*Listed records*:
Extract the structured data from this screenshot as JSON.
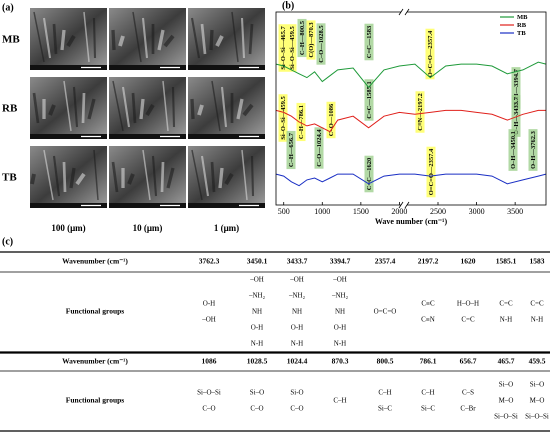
{
  "panel_a": {
    "label": "(a)",
    "rows": [
      "MB",
      "RB",
      "TB"
    ],
    "columns": [
      "100 (μm)",
      "10 (μm)",
      "1 (μm)"
    ]
  },
  "chart_data": {
    "type": "line",
    "panel_label": "(b)",
    "x_label": "Wave number (cm⁻¹)",
    "x": [
      400,
      500,
      600,
      700,
      800,
      900,
      1000,
      1100,
      1200,
      1400,
      1600,
      1800,
      2000,
      2200,
      2400,
      2600,
      2800,
      3000,
      3200,
      3400,
      3600,
      3800,
      3900
    ],
    "xlim": [
      400,
      3900
    ],
    "xticks": [
      500,
      1000,
      1500,
      2000,
      2500,
      3000,
      3500
    ],
    "ylim": [
      0,
      100
    ],
    "legend": "upper right",
    "series": [
      {
        "name": "MB",
        "color": "#1f9a3a",
        "values": [
          73,
          72,
          70,
          68,
          66,
          69,
          64,
          67,
          70,
          71,
          61,
          70,
          72,
          73,
          66,
          72,
          73,
          73,
          72,
          68,
          70,
          74,
          73
        ],
        "annotations": [
          "Si–O–Si—465.7",
          "Si–O–Si—459.5",
          "C–H—800.5",
          "C(O)—870.3",
          "C–O—1028.5",
          "C=C—1583",
          "O=C=O—2357.4",
          "O–H—3394.7"
        ]
      },
      {
        "name": "RB",
        "color": "#e0201b",
        "values": [
          49,
          48,
          46,
          43,
          41,
          42,
          40,
          38,
          44,
          46,
          40,
          46,
          48,
          47,
          48,
          49,
          49,
          48,
          47,
          44,
          47,
          49,
          49
        ],
        "annotations": [
          "Si–O–Si—459.5",
          "C–H—786.1",
          "C–O—1086",
          "C=C—1585.1",
          "C≡N—2197.2",
          "O–H—3433.7"
        ]
      },
      {
        "name": "TB",
        "color": "#1a2fc4",
        "values": [
          16,
          15,
          12,
          10,
          13,
          14,
          12,
          14,
          16,
          16,
          11,
          15,
          16,
          16,
          15,
          16,
          16,
          16,
          15,
          11,
          13,
          15,
          16
        ],
        "annotations": [
          "C–H—656.7",
          "C–O—1024.4",
          "C=C—1620",
          "O=C=O—2357.4",
          "O–H—3450.1",
          "O–H—3762.3"
        ]
      }
    ]
  },
  "table": {
    "label": "(c)",
    "blocks": [
      {
        "header": "Wavenumber (cm⁻¹)",
        "wavenumbers": [
          "3762.3",
          "3450.1",
          "3433.7",
          "3394.7",
          "2357.4",
          "2197.2",
          "1620",
          "1585.1",
          "1583"
        ],
        "row_label": "Functional groups",
        "groups": [
          [
            "O-H",
            "–OH"
          ],
          [
            "–OH",
            "–NH₂",
            "NH",
            "O-H",
            "N-H"
          ],
          [
            "–OH",
            "–NH₂",
            "NH",
            "O-H",
            "N-H"
          ],
          [
            "–OH",
            "–NH₂",
            "NH",
            "O-H",
            "N-H"
          ],
          [
            "O=C=O"
          ],
          [
            "C≡C",
            "C≡N"
          ],
          [
            "H–O–H",
            "C=C"
          ],
          [
            "C=C",
            "N-H"
          ],
          [
            "C=C",
            "N-H"
          ]
        ]
      },
      {
        "header": "Wavenumber (cm⁻¹)",
        "wavenumbers": [
          "1086",
          "1028.5",
          "1024.4",
          "870.3",
          "800.5",
          "786.1",
          "656.7",
          "465.7",
          "459.5"
        ],
        "row_label": "Functional groups",
        "groups": [
          [
            "Si–O–Si",
            "C–O"
          ],
          [
            "Si–O",
            "C–O"
          ],
          [
            "Si-O",
            "C–O"
          ],
          [
            "C–H"
          ],
          [
            "C–H",
            "Si–C"
          ],
          [
            "C–H",
            "Si–C"
          ],
          [
            "C–S",
            "C–Br"
          ],
          [
            "Si–O",
            "M–O",
            "Si–O–Si"
          ],
          [
            "Si–O",
            "M–O",
            "Si–O–Si"
          ]
        ]
      }
    ]
  }
}
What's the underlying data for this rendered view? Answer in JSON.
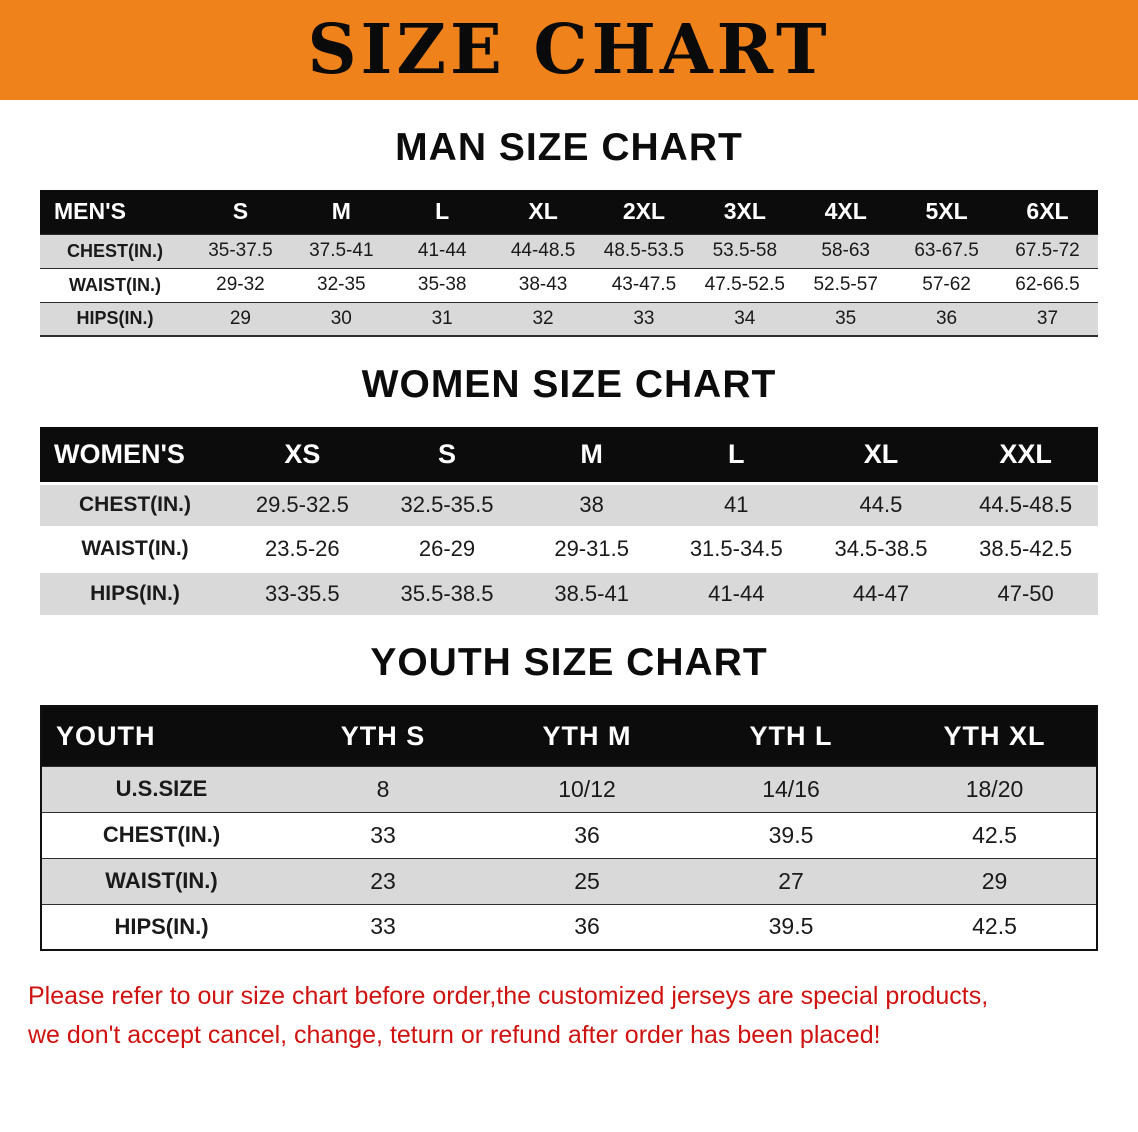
{
  "banner": {
    "title": "SIZE CHART"
  },
  "colors": {
    "banner_bg": "#f0821c",
    "table_header_bg": "#0c0c0c",
    "row_gray": "#d9d9d9",
    "note_red": "#cf1310"
  },
  "chart_data": [
    {
      "type": "table",
      "title": "MAN SIZE CHART",
      "header": [
        "MEN'S",
        "S",
        "M",
        "L",
        "XL",
        "2XL",
        "3XL",
        "4XL",
        "5XL",
        "6XL"
      ],
      "rows": [
        {
          "label": "CHEST(IN.)",
          "values": [
            "35-37.5",
            "37.5-41",
            "41-44",
            "44-48.5",
            "48.5-53.5",
            "53.5-58",
            "58-63",
            "63-67.5",
            "67.5-72"
          ]
        },
        {
          "label": "WAIST(IN.)",
          "values": [
            "29-32",
            "32-35",
            "35-38",
            "38-43",
            "43-47.5",
            "47.5-52.5",
            "52.5-57",
            "57-62",
            "62-66.5"
          ]
        },
        {
          "label": "HIPS(IN.)",
          "values": [
            "29",
            "30",
            "31",
            "32",
            "33",
            "34",
            "35",
            "36",
            "37"
          ]
        }
      ]
    },
    {
      "type": "table",
      "title": "WOMEN SIZE CHART",
      "header": [
        "WOMEN'S",
        "XS",
        "S",
        "M",
        "L",
        "XL",
        "XXL"
      ],
      "rows": [
        {
          "label": "CHEST(IN.)",
          "values": [
            "29.5-32.5",
            "32.5-35.5",
            "38",
            "41",
            "44.5",
            "44.5-48.5"
          ]
        },
        {
          "label": "WAIST(IN.)",
          "values": [
            "23.5-26",
            "26-29",
            "29-31.5",
            "31.5-34.5",
            "34.5-38.5",
            "38.5-42.5"
          ]
        },
        {
          "label": "HIPS(IN.)",
          "values": [
            "33-35.5",
            "35.5-38.5",
            "38.5-41",
            "41-44",
            "44-47",
            "47-50"
          ]
        }
      ]
    },
    {
      "type": "table",
      "title": "YOUTH SIZE CHART",
      "header": [
        "YOUTH",
        "YTH S",
        "YTH M",
        "YTH L",
        "YTH XL"
      ],
      "rows": [
        {
          "label": "U.S.SIZE",
          "values": [
            "8",
            "10/12",
            "14/16",
            "18/20"
          ]
        },
        {
          "label": "CHEST(IN.)",
          "values": [
            "33",
            "36",
            "39.5",
            "42.5"
          ]
        },
        {
          "label": "WAIST(IN.)",
          "values": [
            "23",
            "25",
            "27",
            "29"
          ]
        },
        {
          "label": "HIPS(IN.)",
          "values": [
            "33",
            "36",
            "39.5",
            "42.5"
          ]
        }
      ]
    }
  ],
  "footer": {
    "line1": "Please refer to our size chart before order,the customized jerseys are special products,",
    "line2": "we don't accept cancel, change, teturn or refund after order has been placed!"
  }
}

*Exercise requirements*:
Restate the whole of the material word for word without the pictures.

*Expected answer*:
Extract the structured data from this screenshot as JSON.
{
  "panel_a": {
    "label": "(a)",
    "rows": [
      "MB",
      "RB",
      "TB"
    ],
    "columns": [
      "100 (μm)",
      "10 (μm)",
      "1 (μm)"
    ]
  },
  "chart_data": {
    "type": "line",
    "panel_label": "(b)",
    "x_label": "Wave number (cm⁻¹)",
    "x": [
      400,
      500,
      600,
      700,
      800,
      900,
      1000,
      1100,
      1200,
      1400,
      1600,
      1800,
      2000,
      2200,
      2400,
      2600,
      2800,
      3000,
      3200,
      3400,
      3600,
      3800,
      3900
    ],
    "xlim": [
      400,
      3900
    ],
    "xticks": [
      500,
      1000,
      1500,
      2000,
      2500,
      3000,
      3500
    ],
    "ylim": [
      0,
      100
    ],
    "legend": "upper right",
    "series": [
      {
        "name": "MB",
        "color": "#1f9a3a",
        "values": [
          73,
          72,
          70,
          68,
          66,
          69,
          64,
          67,
          70,
          71,
          61,
          70,
          72,
          73,
          66,
          72,
          73,
          73,
          72,
          68,
          70,
          74,
          73
        ],
        "annotations": [
          "Si–O–Si—465.7",
          "Si–O–Si—459.5",
          "C–H—800.5",
          "C(O)—870.3",
          "C–O—1028.5",
          "C=C—1583",
          "O=C=O—2357.4",
          "O–H—3394.7"
        ]
      },
      {
        "name": "RB",
        "color": "#e0201b",
        "values": [
          49,
          48,
          46,
          43,
          41,
          42,
          40,
          38,
          44,
          46,
          40,
          46,
          48,
          47,
          48,
          49,
          49,
          48,
          47,
          44,
          47,
          49,
          49
        ],
        "annotations": [
          "Si–O–Si—459.5",
          "C–H—786.1",
          "C–O—1086",
          "C=C—1585.1",
          "C≡N—2197.2",
          "O–H—3433.7"
        ]
      },
      {
        "name": "TB",
        "color": "#1a2fc4",
        "values": [
          16,
          15,
          12,
          10,
          13,
          14,
          12,
          14,
          16,
          16,
          11,
          15,
          16,
          16,
          15,
          16,
          16,
          16,
          15,
          11,
          13,
          15,
          16
        ],
        "annotations": [
          "C–H—656.7",
          "C–O—1024.4",
          "C=C—1620",
          "O=C=O—2357.4",
          "O–H—3450.1",
          "O–H—3762.3"
        ]
      }
    ]
  },
  "table": {
    "label": "(c)",
    "blocks": [
      {
        "header": "Wavenumber (cm⁻¹)",
        "wavenumbers": [
          "3762.3",
          "3450.1",
          "3433.7",
          "3394.7",
          "2357.4",
          "2197.2",
          "1620",
          "1585.1",
          "1583"
        ],
        "row_label": "Functional groups",
        "groups": [
          [
            "O-H",
            "–OH"
          ],
          [
            "–OH",
            "–NH₂",
            "NH",
            "O-H",
            "N-H"
          ],
          [
            "–OH",
            "–NH₂",
            "NH",
            "O-H",
            "N-H"
          ],
          [
            "–OH",
            "–NH₂",
            "NH",
            "O-H",
            "N-H"
          ],
          [
            "O=C=O"
          ],
          [
            "C≡C",
            "C≡N"
          ],
          [
            "H–O–H",
            "C=C"
          ],
          [
            "C=C",
            "N-H"
          ],
          [
            "C=C",
            "N-H"
          ]
        ]
      },
      {
        "header": "Wavenumber (cm⁻¹)",
        "wavenumbers": [
          "1086",
          "1028.5",
          "1024.4",
          "870.3",
          "800.5",
          "786.1",
          "656.7",
          "465.7",
          "459.5"
        ],
        "row_label": "Functional groups",
        "groups": [
          [
            "Si–O–Si",
            "C–O"
          ],
          [
            "Si–O",
            "C–O"
          ],
          [
            "Si-O",
            "C–O"
          ],
          [
            "C–H"
          ],
          [
            "C–H",
            "Si–C"
          ],
          [
            "C–H",
            "Si–C"
          ],
          [
            "C–S",
            "C–Br"
          ],
          [
            "Si–O",
            "M–O",
            "Si–O–Si"
          ],
          [
            "Si–O",
            "M–O",
            "Si–O–Si"
          ]
        ]
      }
    ]
  }
}
What's the underlying data for this rendered view? Answer in JSON.
{
  "banner": {
    "title": "SIZE CHART"
  },
  "colors": {
    "banner_bg": "#f0821c",
    "table_header_bg": "#0c0c0c",
    "row_gray": "#d9d9d9",
    "note_red": "#cf1310"
  },
  "chart_data": [
    {
      "type": "table",
      "title": "MAN SIZE CHART",
      "header": [
        "MEN'S",
        "S",
        "M",
        "L",
        "XL",
        "2XL",
        "3XL",
        "4XL",
        "5XL",
        "6XL"
      ],
      "rows": [
        {
          "label": "CHEST(IN.)",
          "values": [
            "35-37.5",
            "37.5-41",
            "41-44",
            "44-48.5",
            "48.5-53.5",
            "53.5-58",
            "58-63",
            "63-67.5",
            "67.5-72"
          ]
        },
        {
          "label": "WAIST(IN.)",
          "values": [
            "29-32",
            "32-35",
            "35-38",
            "38-43",
            "43-47.5",
            "47.5-52.5",
            "52.5-57",
            "57-62",
            "62-66.5"
          ]
        },
        {
          "label": "HIPS(IN.)",
          "values": [
            "29",
            "30",
            "31",
            "32",
            "33",
            "34",
            "35",
            "36",
            "37"
          ]
        }
      ]
    },
    {
      "type": "table",
      "title": "WOMEN SIZE CHART",
      "header": [
        "WOMEN'S",
        "XS",
        "S",
        "M",
        "L",
        "XL",
        "XXL"
      ],
      "rows": [
        {
          "label": "CHEST(IN.)",
          "values": [
            "29.5-32.5",
            "32.5-35.5",
            "38",
            "41",
            "44.5",
            "44.5-48.5"
          ]
        },
        {
          "label": "WAIST(IN.)",
          "values": [
            "23.5-26",
            "26-29",
            "29-31.5",
            "31.5-34.5",
            "34.5-38.5",
            "38.5-42.5"
          ]
        },
        {
          "label": "HIPS(IN.)",
          "values": [
            "33-35.5",
            "35.5-38.5",
            "38.5-41",
            "41-44",
            "44-47",
            "47-50"
          ]
        }
      ]
    },
    {
      "type": "table",
      "title": "YOUTH SIZE CHART",
      "header": [
        "YOUTH",
        "YTH S",
        "YTH M",
        "YTH L",
        "YTH XL"
      ],
      "rows": [
        {
          "label": "U.S.SIZE",
          "values": [
            "8",
            "10/12",
            "14/16",
            "18/20"
          ]
        },
        {
          "label": "CHEST(IN.)",
          "values": [
            "33",
            "36",
            "39.5",
            "42.5"
          ]
        },
        {
          "label": "WAIST(IN.)",
          "values": [
            "23",
            "25",
            "27",
            "29"
          ]
        },
        {
          "label": "HIPS(IN.)",
          "values": [
            "33",
            "36",
            "39.5",
            "42.5"
          ]
        }
      ]
    }
  ],
  "footer": {
    "line1": "Please refer to our size chart before order,the customized jerseys are special products,",
    "line2": "we don't accept cancel, change, teturn or refund after order has been placed!"
  }
}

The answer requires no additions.